··· Task input ···

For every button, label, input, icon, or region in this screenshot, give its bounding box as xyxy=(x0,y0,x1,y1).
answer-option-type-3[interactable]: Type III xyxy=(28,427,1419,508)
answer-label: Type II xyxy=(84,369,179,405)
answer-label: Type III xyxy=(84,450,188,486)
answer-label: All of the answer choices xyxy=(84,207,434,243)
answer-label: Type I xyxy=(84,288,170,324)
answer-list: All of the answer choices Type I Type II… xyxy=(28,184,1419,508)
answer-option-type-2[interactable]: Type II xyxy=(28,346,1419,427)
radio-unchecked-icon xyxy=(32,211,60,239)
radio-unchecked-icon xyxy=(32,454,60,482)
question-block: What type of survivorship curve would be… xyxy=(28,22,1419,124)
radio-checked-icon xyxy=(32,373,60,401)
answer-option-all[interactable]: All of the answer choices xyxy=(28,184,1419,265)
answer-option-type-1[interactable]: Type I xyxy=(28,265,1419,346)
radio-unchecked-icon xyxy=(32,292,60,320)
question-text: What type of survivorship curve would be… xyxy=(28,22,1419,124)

···

# [Exercise task]
Output every line of the data above verbatim, with no changes.

# [Task response]
For every button, label, input, icon, or region in this screenshot, give its bounding box as xyxy=(x0,y0,x1,y1).
answer-option-type-3[interactable]: Type III xyxy=(28,427,1419,508)
answer-label: Type II xyxy=(84,369,179,405)
answer-label: Type III xyxy=(84,450,188,486)
answer-label: All of the answer choices xyxy=(84,207,434,243)
answer-label: Type I xyxy=(84,288,170,324)
answer-list: All of the answer choices Type I Type II… xyxy=(28,184,1419,508)
answer-option-type-2[interactable]: Type II xyxy=(28,346,1419,427)
radio-unchecked-icon xyxy=(32,211,60,239)
radio-unchecked-icon xyxy=(32,454,60,482)
question-block: What type of survivorship curve would be… xyxy=(28,22,1419,124)
radio-checked-icon xyxy=(32,373,60,401)
answer-option-all[interactable]: All of the answer choices xyxy=(28,184,1419,265)
answer-option-type-1[interactable]: Type I xyxy=(28,265,1419,346)
radio-unchecked-icon xyxy=(32,292,60,320)
question-text: What type of survivorship curve would be… xyxy=(28,22,1419,124)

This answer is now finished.